◆ What needs to be done
Each entry below is to be printed verbatim.

◆ Source records
"""
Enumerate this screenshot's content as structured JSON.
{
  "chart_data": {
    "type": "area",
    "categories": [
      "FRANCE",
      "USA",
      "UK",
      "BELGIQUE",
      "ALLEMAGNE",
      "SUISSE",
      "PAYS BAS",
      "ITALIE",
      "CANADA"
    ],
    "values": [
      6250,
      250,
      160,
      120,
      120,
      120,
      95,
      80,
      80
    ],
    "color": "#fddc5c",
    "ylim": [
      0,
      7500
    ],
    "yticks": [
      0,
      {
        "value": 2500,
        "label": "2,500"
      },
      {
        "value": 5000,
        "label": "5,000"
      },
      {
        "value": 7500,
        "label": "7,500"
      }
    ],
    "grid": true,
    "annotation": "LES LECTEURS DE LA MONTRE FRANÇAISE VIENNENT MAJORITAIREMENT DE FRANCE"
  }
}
"""
◆ Answer to the problem
Enumerate this screenshot's content as structured JSON.
{
  "chart_data": {
    "type": "area",
    "categories": [
      "FRANCE",
      "USA",
      "UK",
      "BELGIQUE",
      "ALLEMAGNE",
      "SUISSE",
      "PAYS BAS",
      "ITALIE",
      "CANADA"
    ],
    "values": [
      6250,
      250,
      160,
      120,
      120,
      120,
      95,
      80,
      80
    ],
    "color": "#fddc5c",
    "ylim": [
      0,
      7500
    ],
    "yticks": [
      0,
      {
        "value": 2500,
        "label": "2,500"
      },
      {
        "value": 5000,
        "label": "5,000"
      },
      {
        "value": 7500,
        "label": "7,500"
      }
    ],
    "grid": true,
    "annotation": "LES LECTEURS DE LA MONTRE FRANÇAISE VIENNENT MAJORITAIREMENT DE FRANCE"
  }
}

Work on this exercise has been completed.